Scan the data for "left" and copy the lines it appears in.
==== RECORDS SHOWN ====
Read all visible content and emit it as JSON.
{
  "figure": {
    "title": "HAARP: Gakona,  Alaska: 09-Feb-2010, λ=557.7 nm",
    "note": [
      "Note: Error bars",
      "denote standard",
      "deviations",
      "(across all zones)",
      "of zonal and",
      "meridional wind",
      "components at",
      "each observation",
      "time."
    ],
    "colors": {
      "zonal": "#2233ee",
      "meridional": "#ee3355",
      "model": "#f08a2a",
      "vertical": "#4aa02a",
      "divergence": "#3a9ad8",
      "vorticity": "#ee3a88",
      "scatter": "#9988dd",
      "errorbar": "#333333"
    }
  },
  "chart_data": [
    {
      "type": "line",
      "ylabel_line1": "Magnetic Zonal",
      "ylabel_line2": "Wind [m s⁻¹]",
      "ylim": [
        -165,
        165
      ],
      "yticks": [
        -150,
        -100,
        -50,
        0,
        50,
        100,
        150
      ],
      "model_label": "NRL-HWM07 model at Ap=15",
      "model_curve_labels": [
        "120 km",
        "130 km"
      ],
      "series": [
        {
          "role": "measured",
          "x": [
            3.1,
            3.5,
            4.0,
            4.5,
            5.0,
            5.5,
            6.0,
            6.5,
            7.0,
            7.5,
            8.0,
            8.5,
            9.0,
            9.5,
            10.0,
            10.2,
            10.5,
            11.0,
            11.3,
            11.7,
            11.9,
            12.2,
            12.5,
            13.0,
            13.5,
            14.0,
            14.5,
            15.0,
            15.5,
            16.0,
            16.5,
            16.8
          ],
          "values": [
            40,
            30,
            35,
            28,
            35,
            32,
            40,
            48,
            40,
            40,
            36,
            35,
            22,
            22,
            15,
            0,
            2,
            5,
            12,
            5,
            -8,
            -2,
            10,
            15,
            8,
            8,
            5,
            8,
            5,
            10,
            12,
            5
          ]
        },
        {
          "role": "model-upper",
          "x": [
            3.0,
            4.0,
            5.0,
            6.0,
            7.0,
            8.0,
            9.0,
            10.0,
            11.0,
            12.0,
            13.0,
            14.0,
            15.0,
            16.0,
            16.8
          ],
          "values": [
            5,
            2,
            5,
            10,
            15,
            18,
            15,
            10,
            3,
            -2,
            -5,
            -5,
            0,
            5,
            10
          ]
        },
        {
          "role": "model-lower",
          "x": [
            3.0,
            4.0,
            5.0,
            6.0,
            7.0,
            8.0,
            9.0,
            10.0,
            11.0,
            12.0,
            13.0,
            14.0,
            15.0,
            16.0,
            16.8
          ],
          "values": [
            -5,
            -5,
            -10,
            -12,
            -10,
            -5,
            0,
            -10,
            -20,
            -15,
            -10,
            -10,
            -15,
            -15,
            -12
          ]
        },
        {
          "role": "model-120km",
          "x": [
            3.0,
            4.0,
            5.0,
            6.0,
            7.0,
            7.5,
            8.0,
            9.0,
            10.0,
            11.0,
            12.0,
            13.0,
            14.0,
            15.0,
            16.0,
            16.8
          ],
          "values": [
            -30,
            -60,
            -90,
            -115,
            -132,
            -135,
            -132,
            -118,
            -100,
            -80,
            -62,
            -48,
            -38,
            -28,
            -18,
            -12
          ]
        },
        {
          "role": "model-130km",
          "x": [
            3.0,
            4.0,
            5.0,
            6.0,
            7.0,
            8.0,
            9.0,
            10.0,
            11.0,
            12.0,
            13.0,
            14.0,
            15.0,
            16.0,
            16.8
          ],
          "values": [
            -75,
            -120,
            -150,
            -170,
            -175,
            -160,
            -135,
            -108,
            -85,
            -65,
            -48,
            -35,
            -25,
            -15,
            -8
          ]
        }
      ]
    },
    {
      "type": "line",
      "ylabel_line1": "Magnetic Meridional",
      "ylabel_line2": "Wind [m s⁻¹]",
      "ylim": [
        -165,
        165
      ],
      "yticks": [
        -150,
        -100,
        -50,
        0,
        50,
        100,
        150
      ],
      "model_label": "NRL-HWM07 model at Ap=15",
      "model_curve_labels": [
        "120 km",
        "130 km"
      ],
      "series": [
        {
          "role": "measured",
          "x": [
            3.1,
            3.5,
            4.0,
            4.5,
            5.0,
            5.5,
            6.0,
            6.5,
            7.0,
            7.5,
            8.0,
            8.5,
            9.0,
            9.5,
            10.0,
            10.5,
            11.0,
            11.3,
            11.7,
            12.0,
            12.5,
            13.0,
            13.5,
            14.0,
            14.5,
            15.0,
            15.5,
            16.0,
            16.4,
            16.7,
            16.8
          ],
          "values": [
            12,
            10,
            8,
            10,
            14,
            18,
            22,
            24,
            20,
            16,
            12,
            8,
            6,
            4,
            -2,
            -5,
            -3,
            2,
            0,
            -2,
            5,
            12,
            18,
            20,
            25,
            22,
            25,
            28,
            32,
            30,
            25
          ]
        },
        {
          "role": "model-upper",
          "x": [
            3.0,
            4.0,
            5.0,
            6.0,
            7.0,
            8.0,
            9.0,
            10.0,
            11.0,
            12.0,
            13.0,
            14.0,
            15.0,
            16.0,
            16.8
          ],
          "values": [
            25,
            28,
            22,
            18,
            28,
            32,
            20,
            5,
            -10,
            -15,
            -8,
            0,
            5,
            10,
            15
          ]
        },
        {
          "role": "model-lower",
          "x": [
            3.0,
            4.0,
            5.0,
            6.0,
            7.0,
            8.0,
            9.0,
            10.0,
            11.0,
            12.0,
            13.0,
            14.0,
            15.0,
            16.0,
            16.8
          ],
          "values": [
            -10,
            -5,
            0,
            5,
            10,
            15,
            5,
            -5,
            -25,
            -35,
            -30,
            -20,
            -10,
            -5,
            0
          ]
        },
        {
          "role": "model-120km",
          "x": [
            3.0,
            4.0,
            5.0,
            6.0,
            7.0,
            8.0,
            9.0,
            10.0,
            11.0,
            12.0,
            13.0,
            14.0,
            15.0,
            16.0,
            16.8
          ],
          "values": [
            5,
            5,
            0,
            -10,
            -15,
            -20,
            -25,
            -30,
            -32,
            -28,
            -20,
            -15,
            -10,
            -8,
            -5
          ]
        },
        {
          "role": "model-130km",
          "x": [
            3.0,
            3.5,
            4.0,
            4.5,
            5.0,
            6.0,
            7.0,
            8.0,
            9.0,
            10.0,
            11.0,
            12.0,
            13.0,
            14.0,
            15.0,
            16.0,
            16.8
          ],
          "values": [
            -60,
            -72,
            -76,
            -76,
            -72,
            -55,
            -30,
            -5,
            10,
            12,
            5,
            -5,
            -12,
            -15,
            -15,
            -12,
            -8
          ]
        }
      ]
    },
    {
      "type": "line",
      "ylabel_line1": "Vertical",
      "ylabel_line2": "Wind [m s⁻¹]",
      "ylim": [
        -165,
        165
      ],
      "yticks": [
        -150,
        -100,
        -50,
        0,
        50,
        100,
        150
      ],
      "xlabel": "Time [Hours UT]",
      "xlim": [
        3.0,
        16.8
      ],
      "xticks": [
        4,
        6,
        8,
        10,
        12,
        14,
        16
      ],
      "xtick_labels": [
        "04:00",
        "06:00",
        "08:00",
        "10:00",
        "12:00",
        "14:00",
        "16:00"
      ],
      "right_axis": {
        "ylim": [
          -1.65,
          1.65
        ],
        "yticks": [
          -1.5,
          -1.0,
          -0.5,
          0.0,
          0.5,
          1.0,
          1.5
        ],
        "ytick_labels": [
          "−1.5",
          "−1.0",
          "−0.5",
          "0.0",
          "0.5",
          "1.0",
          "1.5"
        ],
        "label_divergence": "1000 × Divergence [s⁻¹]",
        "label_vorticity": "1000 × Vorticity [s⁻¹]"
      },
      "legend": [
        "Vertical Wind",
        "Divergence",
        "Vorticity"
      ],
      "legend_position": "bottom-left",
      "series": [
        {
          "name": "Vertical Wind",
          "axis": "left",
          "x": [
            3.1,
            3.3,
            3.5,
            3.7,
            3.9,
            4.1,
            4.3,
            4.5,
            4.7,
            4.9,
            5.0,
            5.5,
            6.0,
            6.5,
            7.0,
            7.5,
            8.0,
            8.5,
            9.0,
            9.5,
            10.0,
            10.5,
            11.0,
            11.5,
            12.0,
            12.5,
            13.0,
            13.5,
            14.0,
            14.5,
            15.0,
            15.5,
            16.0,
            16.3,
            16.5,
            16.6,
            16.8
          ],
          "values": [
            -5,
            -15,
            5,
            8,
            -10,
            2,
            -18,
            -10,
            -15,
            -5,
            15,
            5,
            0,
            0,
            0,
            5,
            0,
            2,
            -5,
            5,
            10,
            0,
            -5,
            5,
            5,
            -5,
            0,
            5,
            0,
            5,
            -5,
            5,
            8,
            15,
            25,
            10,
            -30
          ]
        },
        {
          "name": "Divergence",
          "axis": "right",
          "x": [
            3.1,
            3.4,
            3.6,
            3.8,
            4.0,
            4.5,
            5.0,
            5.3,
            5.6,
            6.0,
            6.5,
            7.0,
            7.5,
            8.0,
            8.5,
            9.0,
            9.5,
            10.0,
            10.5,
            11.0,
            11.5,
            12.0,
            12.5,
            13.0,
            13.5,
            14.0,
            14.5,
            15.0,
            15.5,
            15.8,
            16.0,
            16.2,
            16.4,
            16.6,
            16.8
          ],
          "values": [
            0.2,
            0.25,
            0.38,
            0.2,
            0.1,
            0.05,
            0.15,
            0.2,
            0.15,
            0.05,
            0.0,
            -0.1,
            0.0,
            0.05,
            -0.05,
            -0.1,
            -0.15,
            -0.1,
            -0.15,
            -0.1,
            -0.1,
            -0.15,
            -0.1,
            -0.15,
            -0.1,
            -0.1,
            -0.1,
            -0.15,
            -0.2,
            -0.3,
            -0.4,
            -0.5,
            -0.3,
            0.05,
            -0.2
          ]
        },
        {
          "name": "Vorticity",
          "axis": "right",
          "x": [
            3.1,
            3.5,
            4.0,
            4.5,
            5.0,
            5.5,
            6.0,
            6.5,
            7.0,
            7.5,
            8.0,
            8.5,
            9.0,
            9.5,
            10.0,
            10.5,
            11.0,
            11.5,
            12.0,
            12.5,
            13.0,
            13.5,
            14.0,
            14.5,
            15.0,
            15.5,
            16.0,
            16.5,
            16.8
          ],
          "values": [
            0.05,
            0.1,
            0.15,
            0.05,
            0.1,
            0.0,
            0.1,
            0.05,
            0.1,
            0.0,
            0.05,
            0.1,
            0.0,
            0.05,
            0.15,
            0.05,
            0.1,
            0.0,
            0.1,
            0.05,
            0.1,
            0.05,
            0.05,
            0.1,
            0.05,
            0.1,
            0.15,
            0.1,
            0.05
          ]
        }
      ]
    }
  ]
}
====
**RESULT FOR THIS EXERCISE**
      "legend_position": "bottom-left",
          "axis": "left",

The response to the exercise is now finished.